**GIVEN ENTRIES**.
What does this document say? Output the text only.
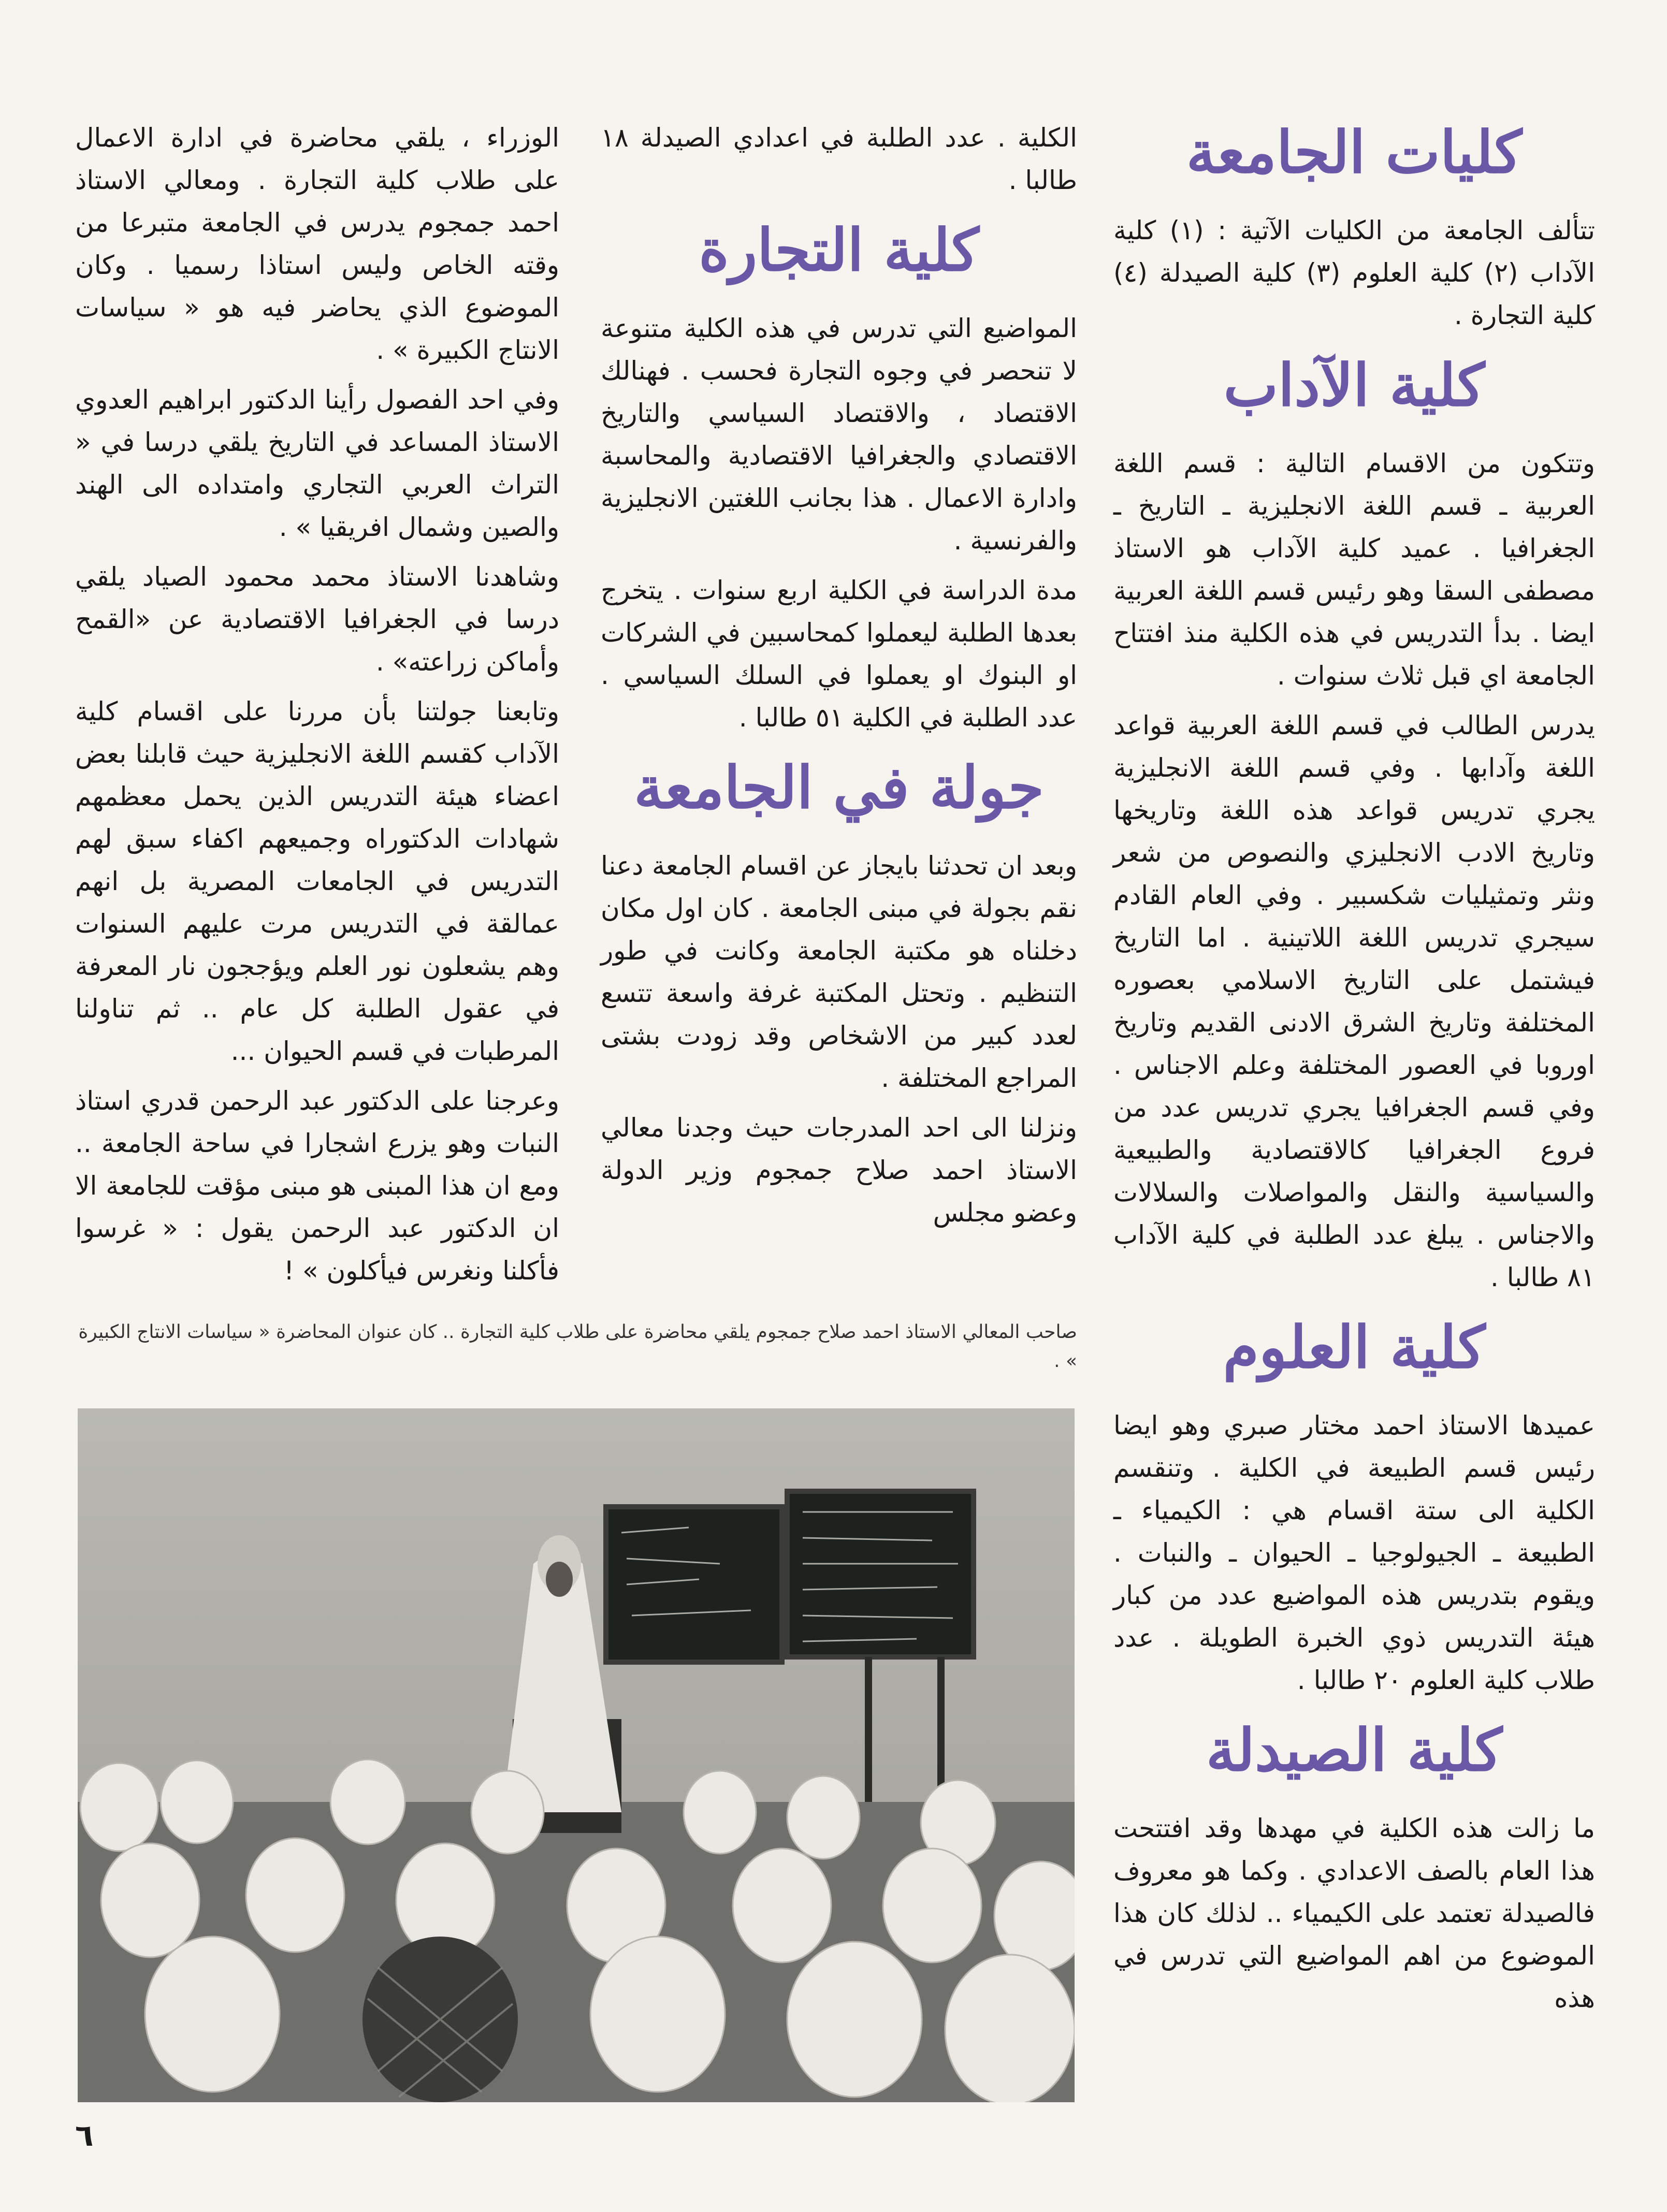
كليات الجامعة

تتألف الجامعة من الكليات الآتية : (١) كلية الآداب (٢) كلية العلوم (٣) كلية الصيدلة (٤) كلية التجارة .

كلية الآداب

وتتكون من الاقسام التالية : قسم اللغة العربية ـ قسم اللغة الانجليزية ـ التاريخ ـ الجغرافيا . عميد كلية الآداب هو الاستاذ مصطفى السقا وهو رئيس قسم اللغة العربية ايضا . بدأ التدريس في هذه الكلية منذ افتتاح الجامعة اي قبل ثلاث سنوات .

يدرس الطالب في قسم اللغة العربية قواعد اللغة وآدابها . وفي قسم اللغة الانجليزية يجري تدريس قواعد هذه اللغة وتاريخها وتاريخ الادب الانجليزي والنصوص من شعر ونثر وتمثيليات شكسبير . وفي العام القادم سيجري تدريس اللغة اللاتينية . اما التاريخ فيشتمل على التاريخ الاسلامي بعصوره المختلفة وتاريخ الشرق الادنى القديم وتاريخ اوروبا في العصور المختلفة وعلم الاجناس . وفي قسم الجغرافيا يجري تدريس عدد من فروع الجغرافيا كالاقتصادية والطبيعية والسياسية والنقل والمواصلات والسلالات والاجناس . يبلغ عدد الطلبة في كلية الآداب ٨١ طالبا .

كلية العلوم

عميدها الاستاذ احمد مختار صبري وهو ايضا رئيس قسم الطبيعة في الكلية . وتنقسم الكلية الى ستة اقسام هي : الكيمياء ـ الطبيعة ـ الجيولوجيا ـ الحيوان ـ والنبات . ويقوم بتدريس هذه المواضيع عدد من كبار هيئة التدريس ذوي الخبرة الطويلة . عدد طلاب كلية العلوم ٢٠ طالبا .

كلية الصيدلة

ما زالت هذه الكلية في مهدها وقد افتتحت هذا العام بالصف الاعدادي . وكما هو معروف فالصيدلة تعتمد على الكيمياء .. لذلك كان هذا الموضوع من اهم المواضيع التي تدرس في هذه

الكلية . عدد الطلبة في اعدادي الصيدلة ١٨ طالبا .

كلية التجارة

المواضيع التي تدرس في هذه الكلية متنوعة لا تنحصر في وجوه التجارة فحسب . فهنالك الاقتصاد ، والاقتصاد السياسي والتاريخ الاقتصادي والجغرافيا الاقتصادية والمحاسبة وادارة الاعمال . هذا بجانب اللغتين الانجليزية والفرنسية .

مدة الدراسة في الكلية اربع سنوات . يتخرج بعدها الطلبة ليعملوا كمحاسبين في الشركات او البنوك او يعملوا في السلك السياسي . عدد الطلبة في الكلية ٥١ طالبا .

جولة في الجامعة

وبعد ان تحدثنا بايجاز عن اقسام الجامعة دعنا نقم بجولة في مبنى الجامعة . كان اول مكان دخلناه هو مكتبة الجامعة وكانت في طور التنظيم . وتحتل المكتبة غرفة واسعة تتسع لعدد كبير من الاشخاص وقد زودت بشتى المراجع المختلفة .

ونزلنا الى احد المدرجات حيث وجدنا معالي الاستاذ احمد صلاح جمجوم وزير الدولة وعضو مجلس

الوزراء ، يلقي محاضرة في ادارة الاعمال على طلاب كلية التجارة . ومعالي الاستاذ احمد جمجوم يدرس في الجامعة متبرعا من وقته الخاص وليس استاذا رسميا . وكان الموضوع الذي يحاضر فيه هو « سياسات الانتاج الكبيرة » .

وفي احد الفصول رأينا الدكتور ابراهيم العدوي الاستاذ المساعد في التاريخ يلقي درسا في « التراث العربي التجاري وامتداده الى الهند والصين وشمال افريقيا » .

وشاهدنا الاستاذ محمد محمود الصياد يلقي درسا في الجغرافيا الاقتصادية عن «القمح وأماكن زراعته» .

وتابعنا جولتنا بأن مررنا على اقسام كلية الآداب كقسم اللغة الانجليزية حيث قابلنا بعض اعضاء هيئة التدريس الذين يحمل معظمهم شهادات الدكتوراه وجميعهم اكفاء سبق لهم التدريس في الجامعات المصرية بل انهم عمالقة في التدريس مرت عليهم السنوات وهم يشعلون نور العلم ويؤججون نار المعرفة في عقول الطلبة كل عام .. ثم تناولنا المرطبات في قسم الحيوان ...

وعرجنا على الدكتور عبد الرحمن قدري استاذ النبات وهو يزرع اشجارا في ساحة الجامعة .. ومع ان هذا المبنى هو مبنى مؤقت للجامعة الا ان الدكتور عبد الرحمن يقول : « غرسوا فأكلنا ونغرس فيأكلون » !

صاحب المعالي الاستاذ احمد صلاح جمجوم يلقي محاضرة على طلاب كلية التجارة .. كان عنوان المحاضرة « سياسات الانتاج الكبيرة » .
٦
==
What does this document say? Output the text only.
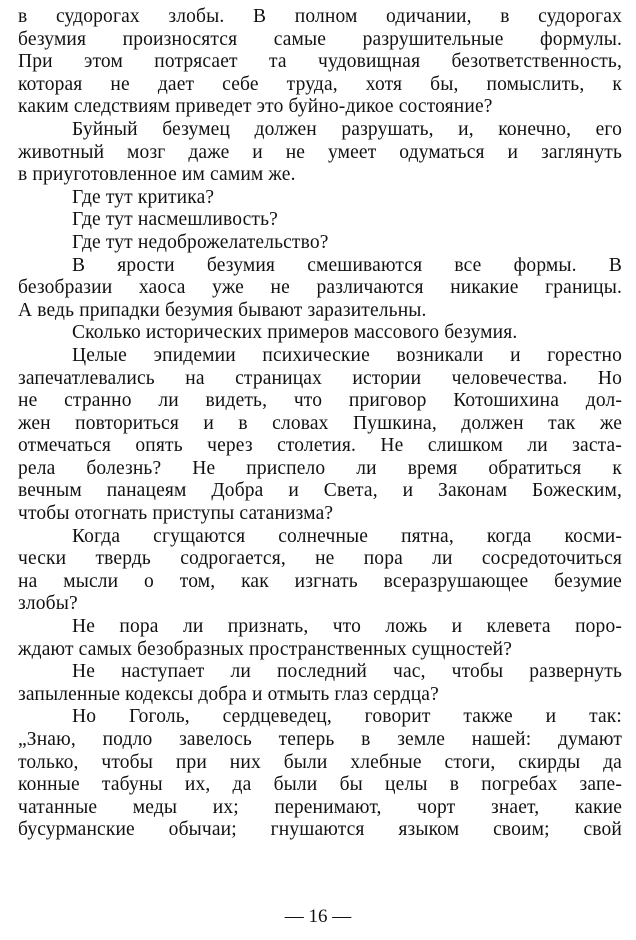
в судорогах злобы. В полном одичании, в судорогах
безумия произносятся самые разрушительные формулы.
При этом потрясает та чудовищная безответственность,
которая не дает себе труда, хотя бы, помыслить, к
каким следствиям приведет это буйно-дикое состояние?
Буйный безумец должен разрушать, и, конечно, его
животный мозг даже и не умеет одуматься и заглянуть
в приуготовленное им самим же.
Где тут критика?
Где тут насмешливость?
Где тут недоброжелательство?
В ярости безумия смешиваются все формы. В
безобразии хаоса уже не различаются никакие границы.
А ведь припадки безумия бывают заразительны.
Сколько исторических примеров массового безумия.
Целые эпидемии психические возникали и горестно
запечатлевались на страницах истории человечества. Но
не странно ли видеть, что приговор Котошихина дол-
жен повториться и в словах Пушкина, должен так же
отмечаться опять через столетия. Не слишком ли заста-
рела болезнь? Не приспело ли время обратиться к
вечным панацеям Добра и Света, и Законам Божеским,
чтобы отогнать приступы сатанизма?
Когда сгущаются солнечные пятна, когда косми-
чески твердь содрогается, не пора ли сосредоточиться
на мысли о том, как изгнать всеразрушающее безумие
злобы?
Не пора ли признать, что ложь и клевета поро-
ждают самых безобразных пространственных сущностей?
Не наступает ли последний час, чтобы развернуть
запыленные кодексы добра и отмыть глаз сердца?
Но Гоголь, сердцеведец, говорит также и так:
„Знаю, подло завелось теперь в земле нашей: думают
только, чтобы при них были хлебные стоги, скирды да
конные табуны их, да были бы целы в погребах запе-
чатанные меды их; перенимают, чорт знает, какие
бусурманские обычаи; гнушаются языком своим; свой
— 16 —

**EXERCISE INSTRUCTIONS**. Pull every line containing the word "العربية" out of the entries above.

**EXERCISE ANSWER**.
وتتكون من الاقسام التالية : قسم اللغة العربية ـ قسم اللغة الانجليزية ـ التاريخ ـ الجغرافيا . عميد كلية الآداب هو الاستاذ مصطفى السقا وهو رئيس قسم اللغة العربية ايضا . بدأ التدريس في هذه الكلية منذ افتتاح الجامعة اي قبل ثلاث سنوات .
يدرس الطالب في قسم اللغة العربية قواعد اللغة وآدابها . وفي قسم اللغة الانجليزية يجري تدريس قواعد هذه اللغة وتاريخها وتاريخ الادب الانجليزي والنصوص من شعر ونثر وتمثيليات شكسبير . وفي العام القادم سيجري تدريس اللغة اللاتينية . اما التاريخ فيشتمل على التاريخ الاسلامي بعصوره المختلفة وتاريخ الشرق الادنى القديم وتاريخ اوروبا في العصور المختلفة وعلم الاجناس . وفي قسم الجغرافيا يجري تدريس عدد من فروع الجغرافيا كالاقتصادية والطبيعية والسياسية والنقل والمواصلات والسلالات والاجناس . يبلغ عدد الطلبة في كلية الآداب ٨١ طالبا .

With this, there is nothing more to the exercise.